▶ _What to work on_: All of the material below is to be restated word for word, apart from the pictures.

--- begin Material ---

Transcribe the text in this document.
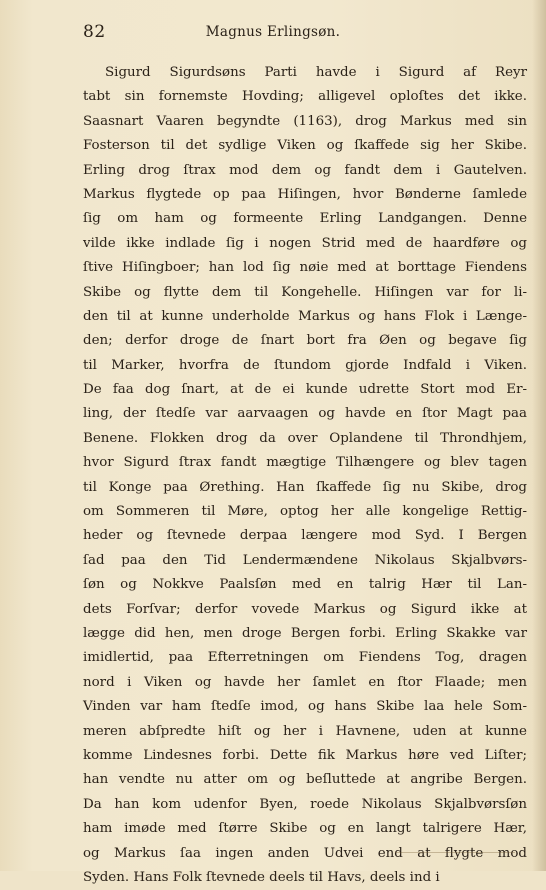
82	Magnus Erlingsøn.
Sigurd Sigurdsøns Parti havde i Sigurd af Reyr
tabt sin fornemste Hovding; alligevel oploſtes det ikke.
Saasnart Vaaren begyndte (1163), drog Markus med sin
Fosterson til det sydlige Viken og ſkaffede sig her Skibe.
Erling drog ſtrax mod dem og fandt dem i Gautelven.
Markus flygtede op paa Hiſingen, hvor Bønderne ſamlede
ſig om ham og formeente Erling Landgangen. Denne
vilde ikke indlade ſig i nogen Strid med de haardføre og
ſtive Hiſingboer; han lod ſig nøie med at borttage Fiendens
Skibe og flytte dem til Kongehelle. Hiſingen var for li-
den til at kunne underholde Markus og hans Flok i Længe-
den; derfor droge de ſnart bort fra Øen og begave ſig
til Marker, hvorfra de ſtundom gjorde Indfald i Viken.
De faa dog ſnart, at de ei kunde udrette Stort mod Er-
ling, der ſtedſe var aarvaagen og havde en ſtor Magt paa
Benene. Flokken drog da over Oplandene til Throndhjem,
hvor Sigurd ſtrax fandt mægtige Tilhængere og blev tagen
til Konge paa Ørething. Han ſkaffede ſig nu Skibe, drog
om Sommeren til Møre, optog her alle kongelige Rettig-
heder og ſtevnede derpaa længere mod Syd. I Bergen
ſad paa den Tid Lendermændene Nikolaus Skjalbvørs-
ſøn og Nokkve Paalsſøn med en talrig Hær til Lan-
dets Forſvar; derfor vovede Markus og Sigurd ikke at
lægge did hen, men droge Bergen forbi. Erling Skakke var
imidlertid, paa Efterretningen om Fiendens Tog, dragen
nord i Viken og havde her ſamlet en ſtor Flaade; men
Vinden var ham ſtedſe imod, og hans Skibe laa hele Som-
meren abſpredte hiſt og her i Havnene, uden at kunne
komme Lindesnes forbi. Dette fik Markus høre ved Liſter;
han vendte nu atter om og beſluttede at angribe Bergen.
Da han kom udenfor Byen, roede Nikolaus Skjalbvørsſøn
ham imøde med ſtørre Skibe og en langt talrigere Hær,
og Markus ſaa ingen anden Udvei end at flygte mod
Syden. Hans Folk ſtevnede deels til Havs, deels ind i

--- end Material ---

▶ _Response to this task_:
Transcribe the text in this document.
82	Magnus Erlingsøn.
Sigurd Sigurdsøns Parti havde i Sigurd af Reyr
tabt sin fornemste Hovding; alligevel oploſtes det ikke.
Saasnart Vaaren begyndte (1163), drog Markus med sin
Fosterson til det sydlige Viken og ſkaffede sig her Skibe.
Erling drog ſtrax mod dem og fandt dem i Gautelven.
Markus flygtede op paa Hiſingen, hvor Bønderne ſamlede
ſig om ham og formeente Erling Landgangen. Denne
vilde ikke indlade ſig i nogen Strid med de haardføre og
ſtive Hiſingboer; han lod ſig nøie med at borttage Fiendens
Skibe og flytte dem til Kongehelle. Hiſingen var for li-
den til at kunne underholde Markus og hans Flok i Længe-
den; derfor droge de ſnart bort fra Øen og begave ſig
til Marker, hvorfra de ſtundom gjorde Indfald i Viken.
De faa dog ſnart, at de ei kunde udrette Stort mod Er-
ling, der ſtedſe var aarvaagen og havde en ſtor Magt paa
Benene. Flokken drog da over Oplandene til Throndhjem,
hvor Sigurd ſtrax fandt mægtige Tilhængere og blev tagen
til Konge paa Ørething. Han ſkaffede ſig nu Skibe, drog
om Sommeren til Møre, optog her alle kongelige Rettig-
heder og ſtevnede derpaa længere mod Syd. I Bergen
ſad paa den Tid Lendermændene Nikolaus Skjalbvørs-
ſøn og Nokkve Paalsſøn med en talrig Hær til Lan-
dets Forſvar; derfor vovede Markus og Sigurd ikke at
lægge did hen, men droge Bergen forbi. Erling Skakke var
imidlertid, paa Efterretningen om Fiendens Tog, dragen
nord i Viken og havde her ſamlet en ſtor Flaade; men
Vinden var ham ſtedſe imod, og hans Skibe laa hele Som-
meren abſpredte hiſt og her i Havnene, uden at kunne
komme Lindesnes forbi. Dette fik Markus høre ved Liſter;
han vendte nu atter om og beſluttede at angribe Bergen.
Da han kom udenfor Byen, roede Nikolaus Skjalbvørsſøn
ham imøde med ſtørre Skibe og en langt talrigere Hær,
og Markus ſaa ingen anden Udvei end at flygte mod
Syden. Hans Folk ſtevnede deels til Havs, deels ind i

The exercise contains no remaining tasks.